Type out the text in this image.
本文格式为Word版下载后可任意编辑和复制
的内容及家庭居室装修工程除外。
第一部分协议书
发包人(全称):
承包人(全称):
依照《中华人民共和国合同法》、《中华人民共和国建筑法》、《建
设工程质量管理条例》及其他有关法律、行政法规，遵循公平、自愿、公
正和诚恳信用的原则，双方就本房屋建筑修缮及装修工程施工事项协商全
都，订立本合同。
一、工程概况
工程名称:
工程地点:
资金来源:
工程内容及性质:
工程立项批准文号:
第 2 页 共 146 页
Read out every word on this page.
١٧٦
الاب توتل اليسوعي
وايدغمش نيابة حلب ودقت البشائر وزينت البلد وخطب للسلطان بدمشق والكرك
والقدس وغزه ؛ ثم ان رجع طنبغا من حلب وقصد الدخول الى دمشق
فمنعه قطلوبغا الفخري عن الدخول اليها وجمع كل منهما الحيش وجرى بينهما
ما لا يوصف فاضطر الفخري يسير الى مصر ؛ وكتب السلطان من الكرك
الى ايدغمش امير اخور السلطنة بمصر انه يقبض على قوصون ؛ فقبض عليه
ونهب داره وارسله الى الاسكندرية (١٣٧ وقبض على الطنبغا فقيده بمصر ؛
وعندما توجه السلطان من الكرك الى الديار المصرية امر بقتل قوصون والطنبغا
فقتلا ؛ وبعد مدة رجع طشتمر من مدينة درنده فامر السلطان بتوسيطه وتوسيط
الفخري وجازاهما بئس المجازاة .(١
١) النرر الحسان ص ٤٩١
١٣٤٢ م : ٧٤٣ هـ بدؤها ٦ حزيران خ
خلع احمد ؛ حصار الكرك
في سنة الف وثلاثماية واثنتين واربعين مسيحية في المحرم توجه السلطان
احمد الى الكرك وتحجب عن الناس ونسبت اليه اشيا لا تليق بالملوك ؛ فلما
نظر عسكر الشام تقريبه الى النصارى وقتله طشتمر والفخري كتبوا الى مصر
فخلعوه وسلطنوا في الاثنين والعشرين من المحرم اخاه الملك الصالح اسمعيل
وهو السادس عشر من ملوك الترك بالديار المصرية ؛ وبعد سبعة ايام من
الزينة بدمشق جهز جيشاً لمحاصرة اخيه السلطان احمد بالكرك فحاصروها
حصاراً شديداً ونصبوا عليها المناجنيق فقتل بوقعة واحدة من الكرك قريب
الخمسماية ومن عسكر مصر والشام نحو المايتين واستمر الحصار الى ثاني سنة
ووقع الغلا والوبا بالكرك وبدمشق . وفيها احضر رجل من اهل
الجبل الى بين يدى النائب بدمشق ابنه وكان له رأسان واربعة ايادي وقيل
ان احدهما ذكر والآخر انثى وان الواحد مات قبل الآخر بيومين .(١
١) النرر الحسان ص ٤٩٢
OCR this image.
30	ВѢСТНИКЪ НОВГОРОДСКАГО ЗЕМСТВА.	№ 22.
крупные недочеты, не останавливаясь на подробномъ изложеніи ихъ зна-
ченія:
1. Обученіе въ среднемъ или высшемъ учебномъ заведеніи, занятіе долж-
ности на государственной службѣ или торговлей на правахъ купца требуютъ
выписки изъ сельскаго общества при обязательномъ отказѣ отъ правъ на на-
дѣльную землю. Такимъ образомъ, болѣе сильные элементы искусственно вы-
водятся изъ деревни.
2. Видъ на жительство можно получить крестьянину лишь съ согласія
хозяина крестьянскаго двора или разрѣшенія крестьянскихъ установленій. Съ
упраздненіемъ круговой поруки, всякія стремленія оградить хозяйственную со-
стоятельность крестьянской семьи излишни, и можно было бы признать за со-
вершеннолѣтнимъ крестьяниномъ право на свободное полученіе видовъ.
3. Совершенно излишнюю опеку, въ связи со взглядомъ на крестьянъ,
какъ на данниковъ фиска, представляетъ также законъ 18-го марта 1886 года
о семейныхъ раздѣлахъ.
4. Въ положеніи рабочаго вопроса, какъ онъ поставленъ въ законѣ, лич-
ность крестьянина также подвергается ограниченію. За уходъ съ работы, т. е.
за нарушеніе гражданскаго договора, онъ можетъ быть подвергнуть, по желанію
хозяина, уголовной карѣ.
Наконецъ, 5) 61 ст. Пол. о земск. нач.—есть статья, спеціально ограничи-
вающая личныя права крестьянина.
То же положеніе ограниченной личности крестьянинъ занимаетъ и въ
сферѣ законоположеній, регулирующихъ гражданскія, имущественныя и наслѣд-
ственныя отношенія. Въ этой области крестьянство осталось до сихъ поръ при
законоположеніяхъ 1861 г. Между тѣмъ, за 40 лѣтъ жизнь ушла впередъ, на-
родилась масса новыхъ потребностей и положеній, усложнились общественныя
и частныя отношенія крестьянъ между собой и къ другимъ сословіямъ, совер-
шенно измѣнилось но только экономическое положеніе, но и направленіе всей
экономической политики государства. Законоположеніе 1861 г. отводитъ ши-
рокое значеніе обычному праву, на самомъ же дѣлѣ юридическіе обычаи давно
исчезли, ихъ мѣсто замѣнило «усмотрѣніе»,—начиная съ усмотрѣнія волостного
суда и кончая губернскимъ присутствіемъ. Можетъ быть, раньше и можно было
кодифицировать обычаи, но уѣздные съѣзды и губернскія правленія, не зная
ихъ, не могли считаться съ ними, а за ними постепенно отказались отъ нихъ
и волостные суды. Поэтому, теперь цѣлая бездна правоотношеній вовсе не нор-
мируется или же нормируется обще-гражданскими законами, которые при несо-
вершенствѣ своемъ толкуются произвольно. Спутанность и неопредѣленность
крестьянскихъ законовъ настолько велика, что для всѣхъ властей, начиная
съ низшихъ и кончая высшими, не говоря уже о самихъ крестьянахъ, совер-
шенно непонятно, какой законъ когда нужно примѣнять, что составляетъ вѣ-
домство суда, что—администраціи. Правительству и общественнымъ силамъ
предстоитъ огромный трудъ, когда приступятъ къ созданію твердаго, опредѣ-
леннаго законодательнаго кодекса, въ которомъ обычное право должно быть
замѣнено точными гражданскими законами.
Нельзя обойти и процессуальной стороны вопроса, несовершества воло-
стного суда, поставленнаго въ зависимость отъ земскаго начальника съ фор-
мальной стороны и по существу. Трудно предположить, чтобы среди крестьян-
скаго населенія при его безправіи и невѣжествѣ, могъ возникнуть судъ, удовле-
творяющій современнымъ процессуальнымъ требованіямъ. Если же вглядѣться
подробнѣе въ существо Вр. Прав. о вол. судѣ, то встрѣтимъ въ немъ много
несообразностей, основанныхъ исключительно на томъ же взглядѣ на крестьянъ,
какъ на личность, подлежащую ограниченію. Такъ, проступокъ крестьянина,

TASK REQUIREMENTS: Copy each line of the entries that includes the word "крестьянъ".

RESULT:
3. Совершенно излишнюю опеку, въ связи со взглядомъ на крестьянъ,
и частныя отношенія крестьянъ между собой и къ другимъ сословіямъ, совер-
несообразностей, основанныхъ исключительно на томъ же взглядѣ на крестьянъ,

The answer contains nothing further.